§ Work to do:
Check each line of the material below, and copy it if it holds the string "carico".
begin
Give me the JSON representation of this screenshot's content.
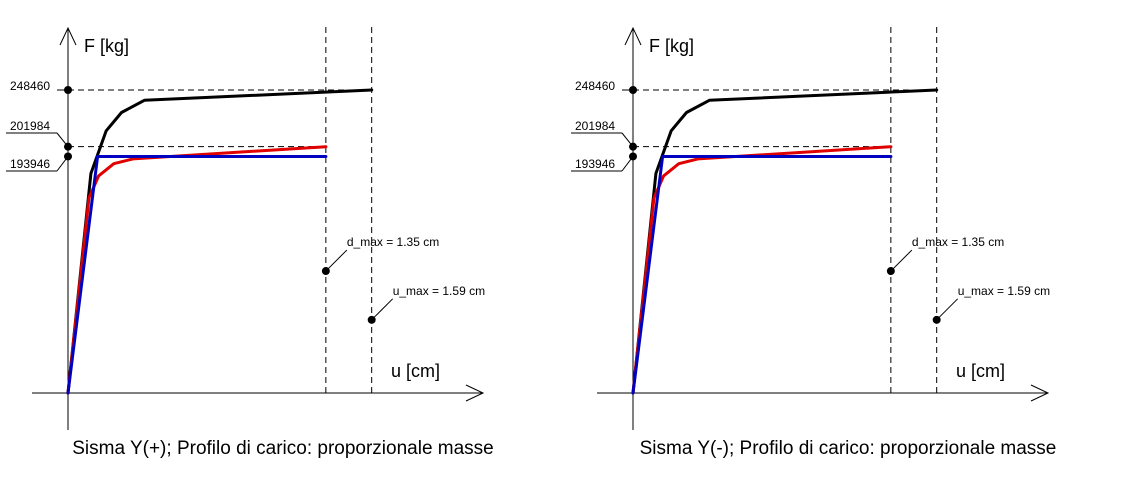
{
  "charts": [
    {
      "caption": "Sisma Y(+); Profilo di carico: proporzionale masse",
      "xlabel": "u [cm]",
      "ylabel": "F [kg]",
      "y_ticks": [
        "248460",
        "201984",
        "193946"
      ],
      "annotations": [
        "d_max = 1.35 cm",
        "u_max = 1.59 cm"
      ]
    },
    {
      "caption": "Sisma Y(-); Profilo di carico: proporzionale masse",
      "xlabel": "u [cm]",
      "ylabel": "F [kg]",
      "y_ticks": [
        "248460",
        "201984",
        "193946"
      ],
      "annotations": [
        "d_max = 1.35 cm",
        "u_max = 1.59 cm"
      ]
    }
  ],
  "chart_data": [
    {
      "type": "line",
      "title": "Sisma Y(+); Profilo di carico: proporzionale masse",
      "xlabel": "u [cm]",
      "ylabel": "F [kg]",
      "xlim": [
        0,
        2.2
      ],
      "ylim": [
        0,
        290000
      ],
      "y_ticks": [
        248460,
        201984,
        193946
      ],
      "series": [
        {
          "color": "#000000",
          "x": [
            0,
            0.12,
            0.2,
            0.28,
            0.4,
            1.59
          ],
          "y": [
            0,
            180000,
            215000,
            230000,
            240000,
            248460
          ]
        },
        {
          "color": "#e00000",
          "x": [
            0,
            0.11,
            0.16,
            0.24,
            0.34,
            1.35
          ],
          "y": [
            0,
            160000,
            178000,
            188000,
            192000,
            201984
          ]
        },
        {
          "color": "#0000c0",
          "x": [
            0,
            0.155,
            1.35
          ],
          "y": [
            0,
            193946,
            193946
          ]
        }
      ],
      "annotations": [
        {
          "text": "d_max = 1.35 cm",
          "x": 1.35,
          "y": 100000
        },
        {
          "text": "u_max = 1.59 cm",
          "x": 1.59,
          "y": 60000
        }
      ],
      "vlines": [
        1.35,
        1.59
      ],
      "hlines": [
        248460,
        201984,
        193946
      ],
      "grid": false
    },
    {
      "type": "line",
      "title": "Sisma Y(-); Profilo di carico: proporzionale masse",
      "xlabel": "u [cm]",
      "ylabel": "F [kg]",
      "xlim": [
        0,
        2.2
      ],
      "ylim": [
        0,
        290000
      ],
      "y_ticks": [
        248460,
        201984,
        193946
      ],
      "series": [
        {
          "color": "#000000",
          "x": [
            0,
            0.12,
            0.2,
            0.28,
            0.4,
            1.59
          ],
          "y": [
            0,
            180000,
            215000,
            230000,
            240000,
            248460
          ]
        },
        {
          "color": "#e00000",
          "x": [
            0,
            0.11,
            0.16,
            0.24,
            0.34,
            1.35
          ],
          "y": [
            0,
            160000,
            178000,
            188000,
            192000,
            201984
          ]
        },
        {
          "color": "#0000c0",
          "x": [
            0,
            0.155,
            1.35
          ],
          "y": [
            0,
            193946,
            193946
          ]
        }
      ],
      "annotations": [
        {
          "text": "d_max = 1.35 cm",
          "x": 1.35,
          "y": 100000
        },
        {
          "text": "u_max = 1.59 cm",
          "x": 1.59,
          "y": 60000
        }
      ],
      "vlines": [
        1.35,
        1.59
      ],
      "hlines": [
        248460,
        201984,
        193946
      ],
      "grid": false
    }
  ]
}
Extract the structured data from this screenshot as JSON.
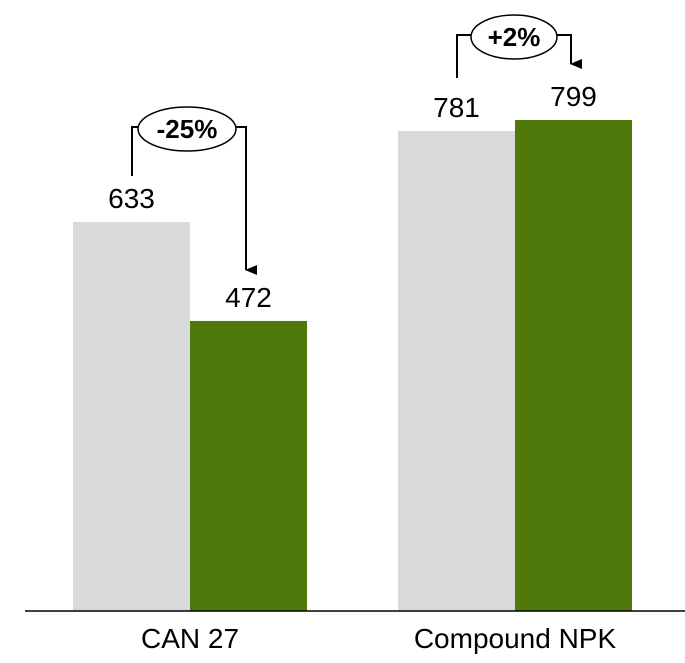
{
  "chart_data": {
    "type": "bar",
    "categories": [
      "CAN 27",
      "Compound NPK"
    ],
    "series": [
      {
        "values": [
          633,
          781
        ],
        "color": "#d9d9d9"
      },
      {
        "values": [
          472,
          799
        ],
        "color": "#4f7a0b"
      }
    ],
    "annotations": [
      {
        "category": "CAN 27",
        "text": "-25%"
      },
      {
        "category": "Compound NPK",
        "text": "+2%"
      }
    ],
    "axis_color": "#000000",
    "grid": false,
    "legend": "none"
  }
}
end
§ Result of this task:
      "caption": "Sisma Y(+); Profilo di carico: proporzionale masse",
      "caption": "Sisma Y(-); Profilo di carico: proporzionale masse",
      "title": "Sisma Y(+); Profilo di carico: proporzionale masse",
      "title": "Sisma Y(-); Profilo di carico: proporzionale masse",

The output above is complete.